What you will do
List each line of the data in which the string "Alkohol" appears.
--- begin Information provided ---
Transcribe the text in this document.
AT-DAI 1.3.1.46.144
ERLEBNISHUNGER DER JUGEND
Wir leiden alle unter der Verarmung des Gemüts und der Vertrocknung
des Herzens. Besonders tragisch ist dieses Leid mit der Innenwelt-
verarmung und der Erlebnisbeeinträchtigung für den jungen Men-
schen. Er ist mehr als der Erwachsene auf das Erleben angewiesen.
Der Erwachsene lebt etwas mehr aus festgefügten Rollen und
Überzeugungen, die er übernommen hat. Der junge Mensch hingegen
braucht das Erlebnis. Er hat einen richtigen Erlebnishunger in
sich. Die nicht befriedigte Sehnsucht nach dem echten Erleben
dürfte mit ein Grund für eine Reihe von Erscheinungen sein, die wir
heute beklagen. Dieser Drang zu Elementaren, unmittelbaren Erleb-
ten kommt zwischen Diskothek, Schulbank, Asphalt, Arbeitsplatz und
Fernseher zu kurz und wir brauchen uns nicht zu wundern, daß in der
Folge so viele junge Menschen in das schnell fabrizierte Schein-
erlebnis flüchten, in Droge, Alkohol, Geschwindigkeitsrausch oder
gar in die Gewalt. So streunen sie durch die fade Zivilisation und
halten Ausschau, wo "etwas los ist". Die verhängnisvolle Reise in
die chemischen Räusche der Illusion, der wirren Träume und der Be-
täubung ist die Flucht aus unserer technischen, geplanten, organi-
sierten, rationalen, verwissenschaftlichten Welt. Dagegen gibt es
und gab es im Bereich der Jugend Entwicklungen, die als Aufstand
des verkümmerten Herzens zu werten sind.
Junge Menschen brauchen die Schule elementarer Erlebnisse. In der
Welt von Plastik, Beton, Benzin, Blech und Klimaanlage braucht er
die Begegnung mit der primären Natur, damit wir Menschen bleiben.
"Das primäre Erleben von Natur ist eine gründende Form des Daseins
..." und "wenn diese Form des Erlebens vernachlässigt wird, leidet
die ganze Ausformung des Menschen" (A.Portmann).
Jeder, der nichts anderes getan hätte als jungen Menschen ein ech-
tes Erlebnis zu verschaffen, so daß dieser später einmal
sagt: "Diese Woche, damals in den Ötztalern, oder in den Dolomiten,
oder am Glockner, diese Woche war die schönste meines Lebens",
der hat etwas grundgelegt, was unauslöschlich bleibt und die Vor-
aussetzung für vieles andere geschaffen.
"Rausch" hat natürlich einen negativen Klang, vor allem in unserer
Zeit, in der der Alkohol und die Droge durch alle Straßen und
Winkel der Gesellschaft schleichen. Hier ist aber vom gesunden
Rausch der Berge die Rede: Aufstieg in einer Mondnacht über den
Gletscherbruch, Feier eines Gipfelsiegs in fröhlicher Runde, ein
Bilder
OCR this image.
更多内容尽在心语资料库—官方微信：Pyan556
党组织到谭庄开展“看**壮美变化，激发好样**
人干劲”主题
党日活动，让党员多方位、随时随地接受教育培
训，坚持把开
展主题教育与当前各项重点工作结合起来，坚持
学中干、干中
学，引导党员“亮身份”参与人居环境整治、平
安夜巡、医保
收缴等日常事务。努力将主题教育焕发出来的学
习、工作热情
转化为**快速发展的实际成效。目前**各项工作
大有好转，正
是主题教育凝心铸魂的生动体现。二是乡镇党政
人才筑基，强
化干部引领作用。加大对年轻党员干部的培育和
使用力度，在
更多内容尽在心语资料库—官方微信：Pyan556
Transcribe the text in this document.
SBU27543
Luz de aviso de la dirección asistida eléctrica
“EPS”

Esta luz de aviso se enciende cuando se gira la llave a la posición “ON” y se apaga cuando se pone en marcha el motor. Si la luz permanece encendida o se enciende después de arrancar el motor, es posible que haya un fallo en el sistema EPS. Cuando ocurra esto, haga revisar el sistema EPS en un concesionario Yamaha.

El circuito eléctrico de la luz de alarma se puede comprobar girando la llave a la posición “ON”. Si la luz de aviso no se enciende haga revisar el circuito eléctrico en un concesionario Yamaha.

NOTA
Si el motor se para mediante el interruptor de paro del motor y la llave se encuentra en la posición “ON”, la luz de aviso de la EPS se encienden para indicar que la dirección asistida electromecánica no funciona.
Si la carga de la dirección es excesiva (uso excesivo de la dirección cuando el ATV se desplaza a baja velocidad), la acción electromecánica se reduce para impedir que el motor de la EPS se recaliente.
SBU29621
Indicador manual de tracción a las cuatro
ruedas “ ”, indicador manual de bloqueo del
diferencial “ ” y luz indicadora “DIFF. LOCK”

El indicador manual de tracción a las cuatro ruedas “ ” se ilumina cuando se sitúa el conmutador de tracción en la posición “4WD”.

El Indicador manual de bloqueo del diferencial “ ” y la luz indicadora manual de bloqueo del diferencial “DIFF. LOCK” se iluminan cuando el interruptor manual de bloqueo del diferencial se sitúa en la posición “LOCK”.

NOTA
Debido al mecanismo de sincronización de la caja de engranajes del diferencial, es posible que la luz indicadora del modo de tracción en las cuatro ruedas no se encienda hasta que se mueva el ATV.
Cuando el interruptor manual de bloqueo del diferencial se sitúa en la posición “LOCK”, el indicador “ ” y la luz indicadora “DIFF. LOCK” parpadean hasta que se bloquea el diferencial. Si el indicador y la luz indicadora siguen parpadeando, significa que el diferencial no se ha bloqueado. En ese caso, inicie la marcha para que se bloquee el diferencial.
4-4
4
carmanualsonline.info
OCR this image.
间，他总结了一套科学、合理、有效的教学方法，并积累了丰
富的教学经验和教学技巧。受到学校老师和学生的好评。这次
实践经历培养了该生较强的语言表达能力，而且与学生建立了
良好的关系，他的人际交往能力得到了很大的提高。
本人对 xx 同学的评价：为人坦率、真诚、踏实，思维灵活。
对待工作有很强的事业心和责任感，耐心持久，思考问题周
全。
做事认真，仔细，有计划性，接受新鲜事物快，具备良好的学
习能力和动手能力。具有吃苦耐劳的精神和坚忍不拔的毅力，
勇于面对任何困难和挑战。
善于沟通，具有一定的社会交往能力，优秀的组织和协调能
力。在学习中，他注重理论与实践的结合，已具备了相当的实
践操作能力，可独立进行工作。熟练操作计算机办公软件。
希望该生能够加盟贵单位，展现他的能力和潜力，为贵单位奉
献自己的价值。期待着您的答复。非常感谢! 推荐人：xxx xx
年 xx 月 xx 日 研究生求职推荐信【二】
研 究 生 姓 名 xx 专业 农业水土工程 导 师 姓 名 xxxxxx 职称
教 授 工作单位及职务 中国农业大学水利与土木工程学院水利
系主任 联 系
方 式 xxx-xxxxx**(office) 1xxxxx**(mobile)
--- end Information provided ---
Answer to the problem
erlebnis flüchten, in Droge, Alkohol, Geschwindigkeitsrausch oder
Zeit, in der der Alkohol und die Droge durch alle Straßen und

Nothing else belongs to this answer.